__Stated problem__. Find the number of lines in these records where the word "Last" appears. Reply with that number and nothing more.

__Listed records__.
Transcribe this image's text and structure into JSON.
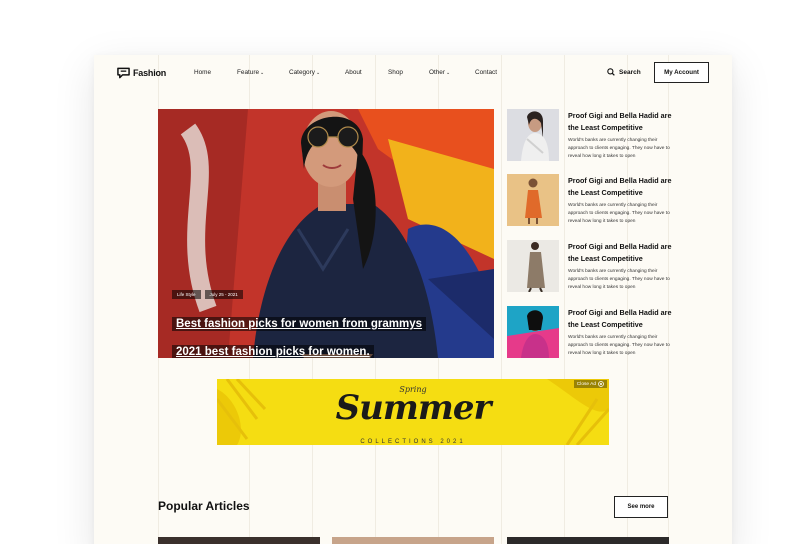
{
  "brand": {
    "name": "Fashion"
  },
  "nav": {
    "items": [
      {
        "label": "Home",
        "caret": ""
      },
      {
        "label": "Feature",
        "caret": "⌄"
      },
      {
        "label": "Category",
        "caret": "⌄"
      },
      {
        "label": "About",
        "caret": ""
      },
      {
        "label": "Shop",
        "caret": ""
      },
      {
        "label": "Other",
        "caret": "⌄"
      },
      {
        "label": "Contact",
        "caret": ""
      }
    ],
    "search_label": "Search",
    "account_label": "My Account"
  },
  "hero": {
    "tag_category": "Life Style",
    "tag_date": "July 25 - 2021",
    "title": "Best fashion picks for women from grammys 2021 best fashion picks for women."
  },
  "side_articles": [
    {
      "title": "Proof Gigi and Bella Hadid are the Least Competitive",
      "desc": "World's banks are currently changing their approach to clients engaging. They now have to reveal how long it takes to open"
    },
    {
      "title": "Proof Gigi and Bella Hadid are the Least Competitive",
      "desc": "World's banks are currently changing their approach to clients engaging. They now have to reveal how long it takes to open"
    },
    {
      "title": "Proof Gigi and Bella Hadid are the Least Competitive",
      "desc": "World's banks are currently changing their approach to clients engaging. They now have to reveal how long it takes to open"
    },
    {
      "title": "Proof Gigi and Bella Hadid are the Least Competitive",
      "desc": "World's banks are currently changing their approach to clients engaging. They now have to reveal how long it takes to open"
    }
  ],
  "ad": {
    "script": "Spring",
    "main": "Summer",
    "sub": "COLLECTIONS 2021",
    "close_label": "Close Ad"
  },
  "popular": {
    "title": "Popular Articles",
    "see_more_label": "See more"
  },
  "colors": {
    "page_bg": "#fdfbf5",
    "ad_yellow": "#f5dd12",
    "hero_red": "#c2342a"
  }
}
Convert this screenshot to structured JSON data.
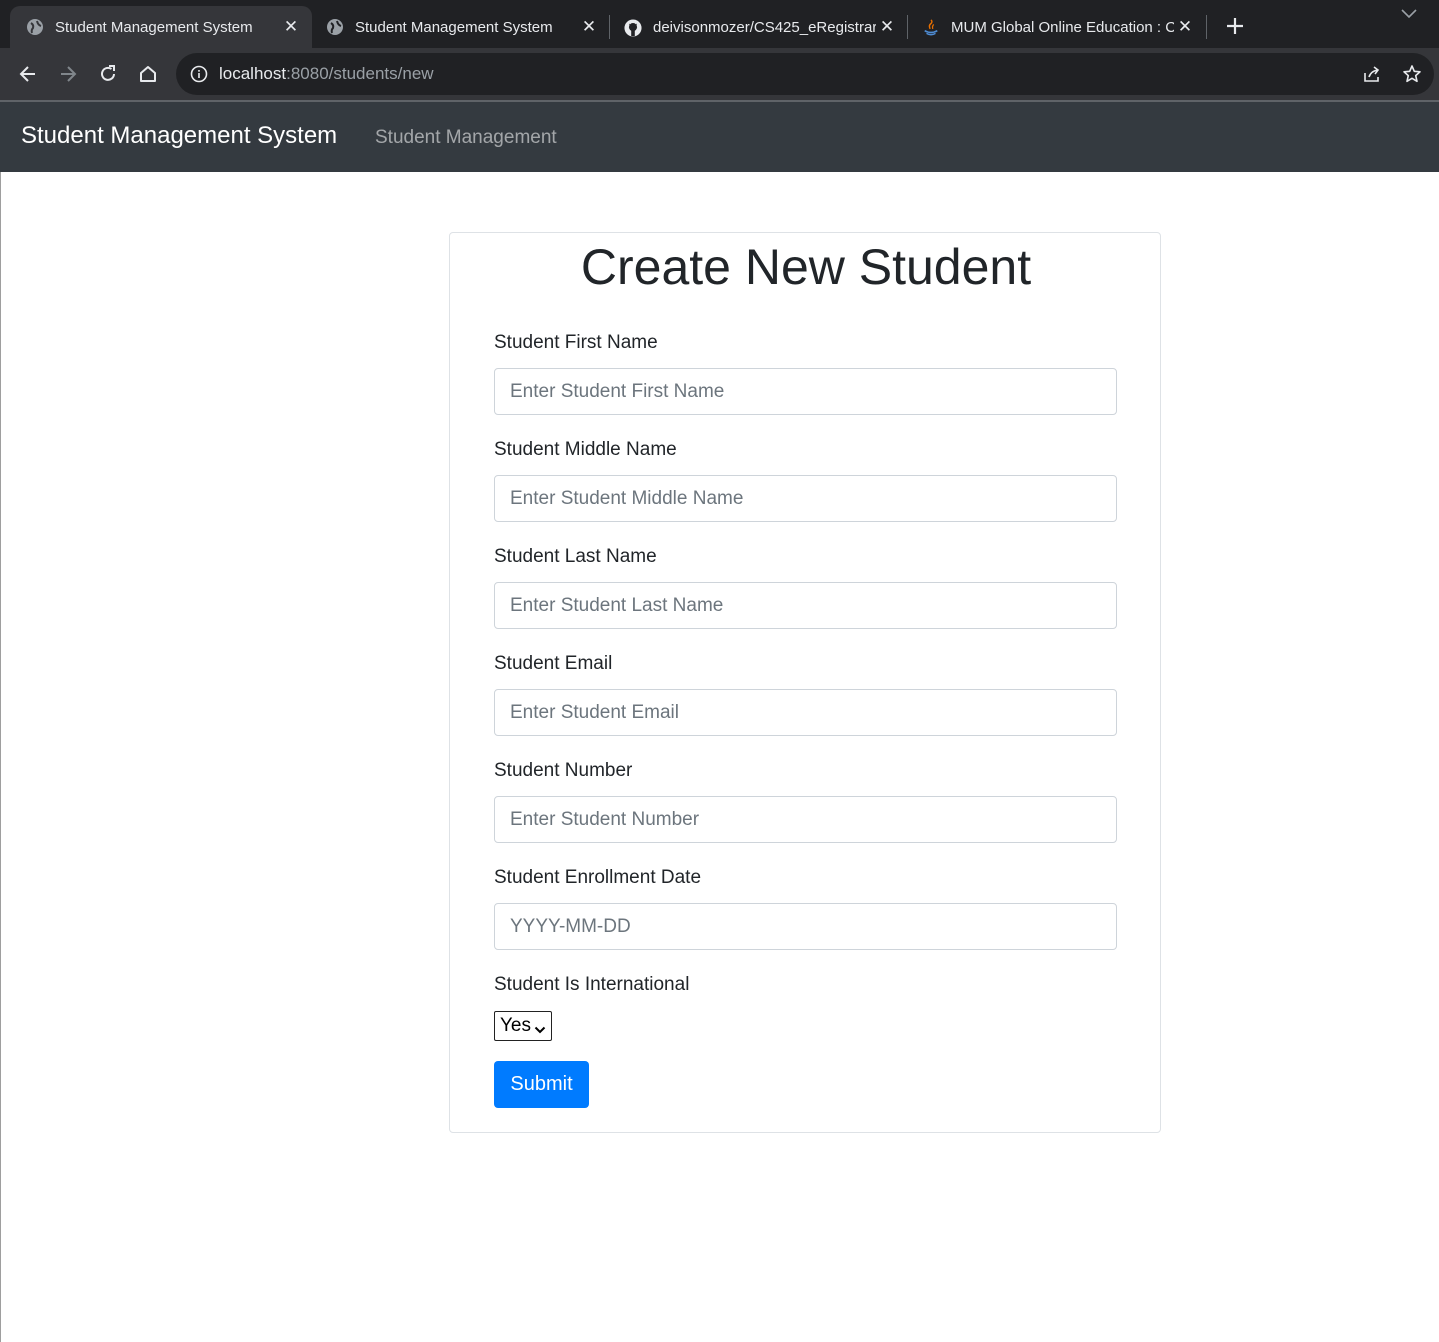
{
  "browser": {
    "tabs": [
      {
        "title": "Student Management System",
        "active": true,
        "favicon": "globe-icon"
      },
      {
        "title": "Student Management System",
        "active": false,
        "favicon": "globe-icon"
      },
      {
        "title": "deivisonmozer/CS425_eRegistrar",
        "active": false,
        "favicon": "github-icon"
      },
      {
        "title": "MUM Global Online Education : C",
        "active": false,
        "favicon": "java-icon"
      }
    ],
    "address": {
      "host": "localhost",
      "rest": ":8080/students/new"
    }
  },
  "navbar": {
    "brand": "Student Management System",
    "link": "Student Management"
  },
  "form": {
    "title": "Create New Student",
    "fields": [
      {
        "label": "Student First Name",
        "placeholder": "Enter Student First Name"
      },
      {
        "label": "Student Middle Name",
        "placeholder": "Enter Student Middle Name"
      },
      {
        "label": "Student Last Name",
        "placeholder": "Enter Student Last Name"
      },
      {
        "label": "Student Email",
        "placeholder": "Enter Student Email"
      },
      {
        "label": "Student Number",
        "placeholder": "Enter Student Number"
      },
      {
        "label": "Student Enrollment Date",
        "placeholder": "YYYY-MM-DD"
      }
    ],
    "international": {
      "label": "Student Is International",
      "selected": "Yes"
    },
    "submit_label": "Submit"
  },
  "colors": {
    "primary": "#007bff",
    "navbar_bg": "#343a40",
    "chrome_bg": "#202124"
  }
}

__Result for this exercise__. 2